Exercise data:
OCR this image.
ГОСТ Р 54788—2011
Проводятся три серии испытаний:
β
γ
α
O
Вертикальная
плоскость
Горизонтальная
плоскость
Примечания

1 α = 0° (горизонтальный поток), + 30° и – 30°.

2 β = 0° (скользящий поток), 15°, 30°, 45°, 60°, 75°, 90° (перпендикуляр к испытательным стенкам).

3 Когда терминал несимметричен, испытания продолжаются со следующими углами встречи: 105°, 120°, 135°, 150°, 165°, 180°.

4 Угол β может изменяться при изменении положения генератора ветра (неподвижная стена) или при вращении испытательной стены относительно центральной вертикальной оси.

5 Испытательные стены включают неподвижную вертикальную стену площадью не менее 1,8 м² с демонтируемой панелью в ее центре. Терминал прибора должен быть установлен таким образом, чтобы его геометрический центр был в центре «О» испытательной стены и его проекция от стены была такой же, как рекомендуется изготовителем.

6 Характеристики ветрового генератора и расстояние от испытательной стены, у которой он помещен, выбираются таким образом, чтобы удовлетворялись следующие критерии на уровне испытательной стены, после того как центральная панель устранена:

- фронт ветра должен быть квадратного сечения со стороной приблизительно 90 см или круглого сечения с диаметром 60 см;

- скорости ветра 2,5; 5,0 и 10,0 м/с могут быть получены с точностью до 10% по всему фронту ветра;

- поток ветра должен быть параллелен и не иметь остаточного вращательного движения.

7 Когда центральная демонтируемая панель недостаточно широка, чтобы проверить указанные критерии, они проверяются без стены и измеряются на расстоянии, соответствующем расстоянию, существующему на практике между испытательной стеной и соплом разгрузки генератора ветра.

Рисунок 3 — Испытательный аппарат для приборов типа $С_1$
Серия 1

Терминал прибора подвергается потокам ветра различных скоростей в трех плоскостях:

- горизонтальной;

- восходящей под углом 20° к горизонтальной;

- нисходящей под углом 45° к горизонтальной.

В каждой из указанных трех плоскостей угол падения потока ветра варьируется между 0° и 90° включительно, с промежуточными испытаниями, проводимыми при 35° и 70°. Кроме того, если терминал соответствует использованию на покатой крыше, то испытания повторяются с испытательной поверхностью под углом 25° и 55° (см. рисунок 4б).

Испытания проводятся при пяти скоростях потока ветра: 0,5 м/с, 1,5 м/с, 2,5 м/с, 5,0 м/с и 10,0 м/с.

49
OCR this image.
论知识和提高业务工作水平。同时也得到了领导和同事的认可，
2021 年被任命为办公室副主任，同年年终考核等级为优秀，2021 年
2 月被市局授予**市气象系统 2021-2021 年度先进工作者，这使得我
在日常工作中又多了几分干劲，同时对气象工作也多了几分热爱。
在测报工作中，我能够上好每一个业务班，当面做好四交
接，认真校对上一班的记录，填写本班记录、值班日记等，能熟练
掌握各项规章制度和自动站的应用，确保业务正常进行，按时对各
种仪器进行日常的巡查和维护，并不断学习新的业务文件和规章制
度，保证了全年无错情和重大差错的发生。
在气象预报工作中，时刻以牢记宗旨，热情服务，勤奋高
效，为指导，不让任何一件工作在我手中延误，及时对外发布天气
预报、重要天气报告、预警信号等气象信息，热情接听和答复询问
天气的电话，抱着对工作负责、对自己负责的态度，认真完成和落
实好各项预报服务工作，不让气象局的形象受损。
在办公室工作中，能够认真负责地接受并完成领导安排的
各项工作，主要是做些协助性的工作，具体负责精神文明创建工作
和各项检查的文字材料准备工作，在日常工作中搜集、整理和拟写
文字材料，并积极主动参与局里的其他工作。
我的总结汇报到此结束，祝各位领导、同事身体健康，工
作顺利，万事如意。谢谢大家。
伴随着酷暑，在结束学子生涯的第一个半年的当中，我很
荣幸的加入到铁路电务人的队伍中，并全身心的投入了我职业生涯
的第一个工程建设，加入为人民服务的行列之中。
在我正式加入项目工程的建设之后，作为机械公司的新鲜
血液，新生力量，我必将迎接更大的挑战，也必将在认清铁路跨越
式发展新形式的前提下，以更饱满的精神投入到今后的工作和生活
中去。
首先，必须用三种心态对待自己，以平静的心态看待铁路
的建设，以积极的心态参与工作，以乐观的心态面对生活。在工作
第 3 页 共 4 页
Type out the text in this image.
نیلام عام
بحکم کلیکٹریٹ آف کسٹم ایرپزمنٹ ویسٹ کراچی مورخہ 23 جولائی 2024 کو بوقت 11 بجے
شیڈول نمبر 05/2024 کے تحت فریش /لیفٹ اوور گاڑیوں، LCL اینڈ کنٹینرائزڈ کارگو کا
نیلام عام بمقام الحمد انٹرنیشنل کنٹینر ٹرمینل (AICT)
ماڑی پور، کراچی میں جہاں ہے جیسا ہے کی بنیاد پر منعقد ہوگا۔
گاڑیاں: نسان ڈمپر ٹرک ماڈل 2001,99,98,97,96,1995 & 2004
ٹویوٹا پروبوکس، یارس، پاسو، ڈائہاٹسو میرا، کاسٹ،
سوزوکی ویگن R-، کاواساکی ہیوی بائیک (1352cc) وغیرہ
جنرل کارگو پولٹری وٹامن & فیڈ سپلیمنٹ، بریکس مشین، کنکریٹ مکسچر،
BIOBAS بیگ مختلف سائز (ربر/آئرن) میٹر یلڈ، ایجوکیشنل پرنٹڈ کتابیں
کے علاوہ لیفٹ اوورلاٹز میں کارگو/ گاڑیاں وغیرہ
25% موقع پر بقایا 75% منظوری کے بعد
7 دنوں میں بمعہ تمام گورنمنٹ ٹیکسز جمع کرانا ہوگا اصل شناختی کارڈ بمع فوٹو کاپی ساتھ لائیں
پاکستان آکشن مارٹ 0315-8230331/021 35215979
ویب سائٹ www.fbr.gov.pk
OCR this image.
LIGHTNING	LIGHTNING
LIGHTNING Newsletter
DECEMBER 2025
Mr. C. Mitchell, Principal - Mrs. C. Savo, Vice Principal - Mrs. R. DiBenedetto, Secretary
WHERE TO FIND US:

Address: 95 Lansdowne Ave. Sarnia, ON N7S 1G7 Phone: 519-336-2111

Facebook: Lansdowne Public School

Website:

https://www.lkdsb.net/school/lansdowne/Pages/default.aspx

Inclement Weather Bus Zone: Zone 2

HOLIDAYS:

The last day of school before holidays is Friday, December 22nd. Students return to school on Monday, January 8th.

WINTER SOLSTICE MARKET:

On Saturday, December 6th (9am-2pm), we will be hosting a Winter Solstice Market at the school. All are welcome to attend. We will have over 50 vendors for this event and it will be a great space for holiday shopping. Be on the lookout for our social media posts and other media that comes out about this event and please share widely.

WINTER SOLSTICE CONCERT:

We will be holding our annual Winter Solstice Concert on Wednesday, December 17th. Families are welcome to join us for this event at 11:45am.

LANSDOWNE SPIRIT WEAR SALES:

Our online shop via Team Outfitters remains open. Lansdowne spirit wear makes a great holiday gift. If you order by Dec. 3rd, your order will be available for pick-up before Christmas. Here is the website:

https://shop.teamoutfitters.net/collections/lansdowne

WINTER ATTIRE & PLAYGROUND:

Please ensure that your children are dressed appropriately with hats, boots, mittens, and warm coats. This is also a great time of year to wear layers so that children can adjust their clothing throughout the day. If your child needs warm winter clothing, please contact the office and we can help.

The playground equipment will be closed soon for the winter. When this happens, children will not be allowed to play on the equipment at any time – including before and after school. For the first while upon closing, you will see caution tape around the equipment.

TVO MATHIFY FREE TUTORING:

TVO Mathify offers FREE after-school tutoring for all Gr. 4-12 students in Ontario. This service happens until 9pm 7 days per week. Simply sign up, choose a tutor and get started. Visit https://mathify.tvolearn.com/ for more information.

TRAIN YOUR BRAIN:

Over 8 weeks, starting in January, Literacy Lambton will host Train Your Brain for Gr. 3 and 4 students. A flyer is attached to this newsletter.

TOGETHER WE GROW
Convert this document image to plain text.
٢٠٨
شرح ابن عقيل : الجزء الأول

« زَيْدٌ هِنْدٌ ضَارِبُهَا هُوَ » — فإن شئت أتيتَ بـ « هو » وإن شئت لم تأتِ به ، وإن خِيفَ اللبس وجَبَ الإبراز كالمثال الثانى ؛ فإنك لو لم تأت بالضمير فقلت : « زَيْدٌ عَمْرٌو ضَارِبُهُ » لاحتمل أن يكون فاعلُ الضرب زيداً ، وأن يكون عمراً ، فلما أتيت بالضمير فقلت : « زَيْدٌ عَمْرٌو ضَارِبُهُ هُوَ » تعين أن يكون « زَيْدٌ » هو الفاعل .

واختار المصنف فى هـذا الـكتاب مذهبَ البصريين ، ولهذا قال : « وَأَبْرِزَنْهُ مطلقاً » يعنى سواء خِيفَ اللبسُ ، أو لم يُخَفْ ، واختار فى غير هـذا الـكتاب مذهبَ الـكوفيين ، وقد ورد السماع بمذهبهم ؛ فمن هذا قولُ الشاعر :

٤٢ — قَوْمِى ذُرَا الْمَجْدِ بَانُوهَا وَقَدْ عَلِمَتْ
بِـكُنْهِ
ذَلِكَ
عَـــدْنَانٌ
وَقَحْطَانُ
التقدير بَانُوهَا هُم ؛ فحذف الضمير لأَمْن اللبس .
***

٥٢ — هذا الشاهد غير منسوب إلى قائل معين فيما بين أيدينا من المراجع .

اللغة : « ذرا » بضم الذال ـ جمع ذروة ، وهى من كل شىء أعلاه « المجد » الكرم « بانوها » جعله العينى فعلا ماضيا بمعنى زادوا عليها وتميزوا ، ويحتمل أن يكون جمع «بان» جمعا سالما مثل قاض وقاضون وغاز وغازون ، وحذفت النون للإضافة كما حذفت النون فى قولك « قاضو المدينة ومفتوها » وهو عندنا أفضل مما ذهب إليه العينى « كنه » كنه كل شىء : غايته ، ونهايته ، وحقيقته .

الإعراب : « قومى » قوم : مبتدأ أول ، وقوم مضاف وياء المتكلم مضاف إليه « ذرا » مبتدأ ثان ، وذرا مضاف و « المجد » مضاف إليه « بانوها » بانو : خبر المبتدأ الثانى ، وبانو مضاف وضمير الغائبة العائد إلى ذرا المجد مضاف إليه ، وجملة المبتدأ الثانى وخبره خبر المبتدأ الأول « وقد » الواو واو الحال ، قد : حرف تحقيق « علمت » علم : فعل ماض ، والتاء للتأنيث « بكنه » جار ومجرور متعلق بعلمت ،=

Instructions for the task:
Retype nothing except the lines from the line holding "Convert this document image to plain text." through the last line of the entries, both included.

Response to this exercise:
Convert this document image to plain text.
٢٠٨
شرح ابن عقيل : الجزء الأول

« زَيْدٌ هِنْدٌ ضَارِبُهَا هُوَ » — فإن شئت أتيتَ بـ « هو » وإن شئت لم تأتِ به ، وإن خِيفَ اللبس وجَبَ الإبراز كالمثال الثانى ؛ فإنك لو لم تأت بالضمير فقلت : « زَيْدٌ عَمْرٌو ضَارِبُهُ » لاحتمل أن يكون فاعلُ الضرب زيداً ، وأن يكون عمراً ، فلما أتيت بالضمير فقلت : « زَيْدٌ عَمْرٌو ضَارِبُهُ هُوَ » تعين أن يكون « زَيْدٌ » هو الفاعل .

واختار المصنف فى هـذا الـكتاب مذهبَ البصريين ، ولهذا قال : « وَأَبْرِزَنْهُ مطلقاً » يعنى سواء خِيفَ اللبسُ ، أو لم يُخَفْ ، واختار فى غير هـذا الـكتاب مذهبَ الـكوفيين ، وقد ورد السماع بمذهبهم ؛ فمن هذا قولُ الشاعر :

٤٢ — قَوْمِى ذُرَا الْمَجْدِ بَانُوهَا وَقَدْ عَلِمَتْ
بِـكُنْهِ
ذَلِكَ
عَـــدْنَانٌ
وَقَحْطَانُ
التقدير بَانُوهَا هُم ؛ فحذف الضمير لأَمْن اللبس .
***

٥٢ — هذا الشاهد غير منسوب إلى قائل معين فيما بين أيدينا من المراجع .

اللغة : « ذرا » بضم الذال ـ جمع ذروة ، وهى من كل شىء أعلاه « المجد » الكرم « بانوها » جعله العينى فعلا ماضيا بمعنى زادوا عليها وتميزوا ، ويحتمل أن يكون جمع «بان» جمعا سالما مثل قاض وقاضون وغاز وغازون ، وحذفت النون للإضافة كما حذفت النون فى قولك « قاضو المدينة ومفتوها » وهو عندنا أفضل مما ذهب إليه العينى « كنه » كنه كل شىء : غايته ، ونهايته ، وحقيقته .

الإعراب : « قومى » قوم : مبتدأ أول ، وقوم مضاف وياء المتكلم مضاف إليه « ذرا » مبتدأ ثان ، وذرا مضاف و « المجد » مضاف إليه « بانوها » بانو : خبر المبتدأ الثانى ، وبانو مضاف وضمير الغائبة العائد إلى ذرا المجد مضاف إليه ، وجملة المبتدأ الثانى وخبره خبر المبتدأ الأول « وقد » الواو واو الحال ، قد : حرف تحقيق « علمت » علم : فعل ماض ، والتاء للتأنيث « بكنه » جار ومجرور متعلق بعلمت ،=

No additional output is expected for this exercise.